=== Exercise task ===
Tally the lines containing "แบบย" and report the number alone.

>> BEGIN Records to process

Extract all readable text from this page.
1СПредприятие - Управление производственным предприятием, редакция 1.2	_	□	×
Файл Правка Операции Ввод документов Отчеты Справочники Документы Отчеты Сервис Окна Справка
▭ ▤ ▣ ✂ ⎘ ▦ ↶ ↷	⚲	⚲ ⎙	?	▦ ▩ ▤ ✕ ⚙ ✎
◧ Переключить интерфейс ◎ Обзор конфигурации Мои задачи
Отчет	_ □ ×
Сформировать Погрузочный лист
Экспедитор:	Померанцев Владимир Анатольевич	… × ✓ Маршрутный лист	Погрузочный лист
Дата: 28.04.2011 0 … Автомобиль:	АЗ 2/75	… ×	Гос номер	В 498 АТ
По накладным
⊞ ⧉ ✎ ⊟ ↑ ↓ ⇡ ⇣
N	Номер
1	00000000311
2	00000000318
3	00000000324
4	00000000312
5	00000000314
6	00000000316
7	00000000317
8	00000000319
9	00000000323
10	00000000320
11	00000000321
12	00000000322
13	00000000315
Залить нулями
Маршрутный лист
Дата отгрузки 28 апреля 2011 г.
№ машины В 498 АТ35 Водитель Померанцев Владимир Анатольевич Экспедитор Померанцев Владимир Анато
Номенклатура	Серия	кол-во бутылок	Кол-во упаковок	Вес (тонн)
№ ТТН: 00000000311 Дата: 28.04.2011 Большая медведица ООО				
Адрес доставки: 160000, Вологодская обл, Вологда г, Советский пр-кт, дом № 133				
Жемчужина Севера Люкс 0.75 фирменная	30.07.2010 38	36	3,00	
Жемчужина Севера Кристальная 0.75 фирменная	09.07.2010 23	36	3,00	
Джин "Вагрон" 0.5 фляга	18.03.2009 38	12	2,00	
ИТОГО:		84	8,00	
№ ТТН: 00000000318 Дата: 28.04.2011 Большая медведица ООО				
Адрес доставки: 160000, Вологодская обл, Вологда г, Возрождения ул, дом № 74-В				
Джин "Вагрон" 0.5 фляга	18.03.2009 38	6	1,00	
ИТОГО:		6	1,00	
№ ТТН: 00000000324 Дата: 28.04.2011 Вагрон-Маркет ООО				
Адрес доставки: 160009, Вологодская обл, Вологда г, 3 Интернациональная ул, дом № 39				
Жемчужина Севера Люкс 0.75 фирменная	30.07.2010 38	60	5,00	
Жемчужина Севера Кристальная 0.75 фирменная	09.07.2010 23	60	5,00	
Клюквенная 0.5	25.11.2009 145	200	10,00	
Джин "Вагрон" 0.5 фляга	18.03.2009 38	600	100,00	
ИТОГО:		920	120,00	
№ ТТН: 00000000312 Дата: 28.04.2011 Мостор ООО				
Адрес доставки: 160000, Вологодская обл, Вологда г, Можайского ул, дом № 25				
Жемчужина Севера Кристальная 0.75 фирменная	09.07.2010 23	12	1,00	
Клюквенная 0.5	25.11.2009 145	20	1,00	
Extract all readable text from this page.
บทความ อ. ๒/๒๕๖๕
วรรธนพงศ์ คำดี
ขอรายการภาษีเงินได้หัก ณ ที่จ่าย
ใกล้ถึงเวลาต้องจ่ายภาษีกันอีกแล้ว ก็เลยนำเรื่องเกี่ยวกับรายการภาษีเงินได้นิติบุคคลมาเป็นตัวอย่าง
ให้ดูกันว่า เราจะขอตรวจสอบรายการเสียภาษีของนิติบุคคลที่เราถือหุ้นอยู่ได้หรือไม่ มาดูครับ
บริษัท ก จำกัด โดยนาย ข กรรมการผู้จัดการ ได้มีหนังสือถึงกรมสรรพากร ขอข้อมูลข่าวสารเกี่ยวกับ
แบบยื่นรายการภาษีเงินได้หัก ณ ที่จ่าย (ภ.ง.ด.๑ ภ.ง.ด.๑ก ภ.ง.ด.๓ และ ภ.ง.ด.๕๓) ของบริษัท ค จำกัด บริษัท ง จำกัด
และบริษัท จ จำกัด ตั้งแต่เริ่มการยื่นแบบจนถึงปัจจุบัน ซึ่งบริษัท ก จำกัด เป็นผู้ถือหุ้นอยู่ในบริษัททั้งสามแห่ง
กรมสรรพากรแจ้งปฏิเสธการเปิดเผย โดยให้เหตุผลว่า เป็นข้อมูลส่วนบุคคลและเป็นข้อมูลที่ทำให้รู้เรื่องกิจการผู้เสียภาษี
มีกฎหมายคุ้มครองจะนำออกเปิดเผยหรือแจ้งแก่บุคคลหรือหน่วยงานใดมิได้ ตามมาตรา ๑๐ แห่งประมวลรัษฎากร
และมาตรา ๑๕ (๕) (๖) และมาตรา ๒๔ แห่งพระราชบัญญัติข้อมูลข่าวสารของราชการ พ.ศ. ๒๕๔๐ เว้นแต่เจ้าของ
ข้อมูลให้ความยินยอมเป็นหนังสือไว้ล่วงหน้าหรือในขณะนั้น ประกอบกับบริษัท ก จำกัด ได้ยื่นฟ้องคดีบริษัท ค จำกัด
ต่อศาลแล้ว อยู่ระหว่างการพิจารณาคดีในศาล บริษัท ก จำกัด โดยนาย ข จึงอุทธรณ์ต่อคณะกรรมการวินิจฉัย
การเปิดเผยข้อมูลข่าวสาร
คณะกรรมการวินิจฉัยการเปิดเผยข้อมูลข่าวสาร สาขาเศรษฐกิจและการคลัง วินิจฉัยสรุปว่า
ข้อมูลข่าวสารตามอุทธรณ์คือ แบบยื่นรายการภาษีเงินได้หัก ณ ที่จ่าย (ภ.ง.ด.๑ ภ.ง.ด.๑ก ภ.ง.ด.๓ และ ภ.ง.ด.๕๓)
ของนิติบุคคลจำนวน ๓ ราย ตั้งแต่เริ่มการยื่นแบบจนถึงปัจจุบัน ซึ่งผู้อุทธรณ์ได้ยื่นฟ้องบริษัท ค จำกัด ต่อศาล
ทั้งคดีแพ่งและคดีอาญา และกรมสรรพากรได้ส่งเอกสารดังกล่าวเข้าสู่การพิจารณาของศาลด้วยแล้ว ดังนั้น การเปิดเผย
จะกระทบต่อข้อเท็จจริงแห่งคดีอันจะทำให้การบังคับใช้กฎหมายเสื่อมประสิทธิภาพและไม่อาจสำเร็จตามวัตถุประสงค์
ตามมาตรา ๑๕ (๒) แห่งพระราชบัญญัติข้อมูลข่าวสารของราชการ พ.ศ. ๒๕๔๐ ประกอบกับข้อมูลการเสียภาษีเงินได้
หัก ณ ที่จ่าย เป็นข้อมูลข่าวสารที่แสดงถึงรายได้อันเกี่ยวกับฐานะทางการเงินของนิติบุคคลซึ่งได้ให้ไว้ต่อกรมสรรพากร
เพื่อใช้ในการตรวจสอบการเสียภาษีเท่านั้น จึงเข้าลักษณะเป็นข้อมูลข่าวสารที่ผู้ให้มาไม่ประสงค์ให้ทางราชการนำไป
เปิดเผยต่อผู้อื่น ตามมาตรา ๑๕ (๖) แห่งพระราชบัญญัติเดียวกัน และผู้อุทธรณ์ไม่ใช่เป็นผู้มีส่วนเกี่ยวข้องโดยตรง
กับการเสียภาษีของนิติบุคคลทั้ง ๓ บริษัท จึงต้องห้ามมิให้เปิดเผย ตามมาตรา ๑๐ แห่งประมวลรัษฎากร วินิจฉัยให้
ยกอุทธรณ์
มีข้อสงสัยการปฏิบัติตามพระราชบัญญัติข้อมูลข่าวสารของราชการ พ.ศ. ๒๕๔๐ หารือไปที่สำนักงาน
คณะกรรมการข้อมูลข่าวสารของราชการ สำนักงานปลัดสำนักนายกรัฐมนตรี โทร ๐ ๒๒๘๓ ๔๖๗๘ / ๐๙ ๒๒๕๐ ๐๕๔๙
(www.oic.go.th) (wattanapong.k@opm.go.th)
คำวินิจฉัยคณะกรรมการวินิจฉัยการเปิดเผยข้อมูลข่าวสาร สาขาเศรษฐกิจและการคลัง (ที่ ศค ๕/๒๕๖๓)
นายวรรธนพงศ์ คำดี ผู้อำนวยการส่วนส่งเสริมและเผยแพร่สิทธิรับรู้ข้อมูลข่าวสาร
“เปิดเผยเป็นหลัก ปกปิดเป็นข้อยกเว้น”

>> END Records to process

=== The output ===
2